>>>

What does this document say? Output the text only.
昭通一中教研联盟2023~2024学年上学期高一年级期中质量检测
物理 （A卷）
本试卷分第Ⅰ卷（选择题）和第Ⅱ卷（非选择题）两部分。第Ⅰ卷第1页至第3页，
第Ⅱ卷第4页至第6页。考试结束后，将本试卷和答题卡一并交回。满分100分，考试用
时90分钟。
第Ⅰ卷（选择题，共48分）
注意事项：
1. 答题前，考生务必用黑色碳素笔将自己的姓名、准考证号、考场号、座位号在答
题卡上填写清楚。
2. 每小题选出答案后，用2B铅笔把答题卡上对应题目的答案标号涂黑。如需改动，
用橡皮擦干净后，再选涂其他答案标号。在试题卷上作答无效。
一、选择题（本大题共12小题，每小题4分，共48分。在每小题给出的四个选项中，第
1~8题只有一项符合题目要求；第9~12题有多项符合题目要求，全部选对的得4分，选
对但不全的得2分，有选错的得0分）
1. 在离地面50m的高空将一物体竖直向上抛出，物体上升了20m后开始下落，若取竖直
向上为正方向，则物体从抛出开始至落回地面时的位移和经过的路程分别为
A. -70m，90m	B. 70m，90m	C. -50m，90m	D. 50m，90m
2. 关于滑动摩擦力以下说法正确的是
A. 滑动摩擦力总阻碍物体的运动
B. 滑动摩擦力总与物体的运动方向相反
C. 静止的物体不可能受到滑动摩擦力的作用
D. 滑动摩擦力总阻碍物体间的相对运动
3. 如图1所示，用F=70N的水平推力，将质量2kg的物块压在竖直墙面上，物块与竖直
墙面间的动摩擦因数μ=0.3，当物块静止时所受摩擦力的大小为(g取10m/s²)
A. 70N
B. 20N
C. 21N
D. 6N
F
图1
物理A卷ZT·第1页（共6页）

<<<

§ **GIVEN REQUEST**: From the first line to the last, please quote the material above exactly.

§ **ANSWER IN FULL**:
What does this document say? Output the text only.
昭通一中教研联盟2023~2024学年上学期高一年级期中质量检测
物理 （A卷）
本试卷分第Ⅰ卷（选择题）和第Ⅱ卷（非选择题）两部分。第Ⅰ卷第1页至第3页，
第Ⅱ卷第4页至第6页。考试结束后，将本试卷和答题卡一并交回。满分100分，考试用
时90分钟。
第Ⅰ卷（选择题，共48分）
注意事项：
1. 答题前，考生务必用黑色碳素笔将自己的姓名、准考证号、考场号、座位号在答
题卡上填写清楚。
2. 每小题选出答案后，用2B铅笔把答题卡上对应题目的答案标号涂黑。如需改动，
用橡皮擦干净后，再选涂其他答案标号。在试题卷上作答无效。
一、选择题（本大题共12小题，每小题4分，共48分。在每小题给出的四个选项中，第
1~8题只有一项符合题目要求；第9~12题有多项符合题目要求，全部选对的得4分，选
对但不全的得2分，有选错的得0分）
1. 在离地面50m的高空将一物体竖直向上抛出，物体上升了20m后开始下落，若取竖直
向上为正方向，则物体从抛出开始至落回地面时的位移和经过的路程分别为
A. -70m，90m	B. 70m，90m	C. -50m，90m	D. 50m，90m
2. 关于滑动摩擦力以下说法正确的是
A. 滑动摩擦力总阻碍物体的运动
B. 滑动摩擦力总与物体的运动方向相反
C. 静止的物体不可能受到滑动摩擦力的作用
D. 滑动摩擦力总阻碍物体间的相对运动
3. 如图1所示，用F=70N的水平推力，将质量2kg的物块压在竖直墙面上，物块与竖直
墙面间的动摩擦因数μ=0.3，当物块静止时所受摩擦力的大小为(g取10m/s²)
A. 70N
B. 20N
C. 21N
D. 6N
F
图1
物理A卷ZT·第1页（共6页）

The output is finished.